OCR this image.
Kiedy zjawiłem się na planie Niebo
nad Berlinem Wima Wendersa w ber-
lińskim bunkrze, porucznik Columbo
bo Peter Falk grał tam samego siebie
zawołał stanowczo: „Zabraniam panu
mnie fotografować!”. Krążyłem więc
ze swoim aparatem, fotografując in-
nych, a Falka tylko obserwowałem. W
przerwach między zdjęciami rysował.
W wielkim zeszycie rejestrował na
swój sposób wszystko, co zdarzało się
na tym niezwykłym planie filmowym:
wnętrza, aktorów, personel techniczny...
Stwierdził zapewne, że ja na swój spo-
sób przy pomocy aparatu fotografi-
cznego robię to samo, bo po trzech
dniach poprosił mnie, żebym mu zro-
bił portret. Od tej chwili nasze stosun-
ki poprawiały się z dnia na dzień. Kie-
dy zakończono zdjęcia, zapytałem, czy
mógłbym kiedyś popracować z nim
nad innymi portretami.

What is asked:
Each record must be returned exactly as it is written.

Task output:
OCR this image.
Kiedy zjawiłem się na planie Niebo
nad Berlinem Wima Wendersa w ber-
lińskim bunkrze, porucznik Columbo
bo Peter Falk grał tam samego siebie
zawołał stanowczo: „Zabraniam panu
mnie fotografować!”. Krążyłem więc
ze swoim aparatem, fotografując in-
nych, a Falka tylko obserwowałem. W
przerwach między zdjęciami rysował.
W wielkim zeszycie rejestrował na
swój sposób wszystko, co zdarzało się
na tym niezwykłym planie filmowym:
wnętrza, aktorów, personel techniczny...
Stwierdził zapewne, że ja na swój spo-
sób przy pomocy aparatu fotografi-
cznego robię to samo, bo po trzech
dniach poprosił mnie, żebym mu zro-
bił portret. Od tej chwili nasze stosun-
ki poprawiały się z dnia na dzień. Kie-
dy zakończono zdjęcia, zapytałem, czy
mógłbym kiedyś popracować z nim
nad innymi portretami.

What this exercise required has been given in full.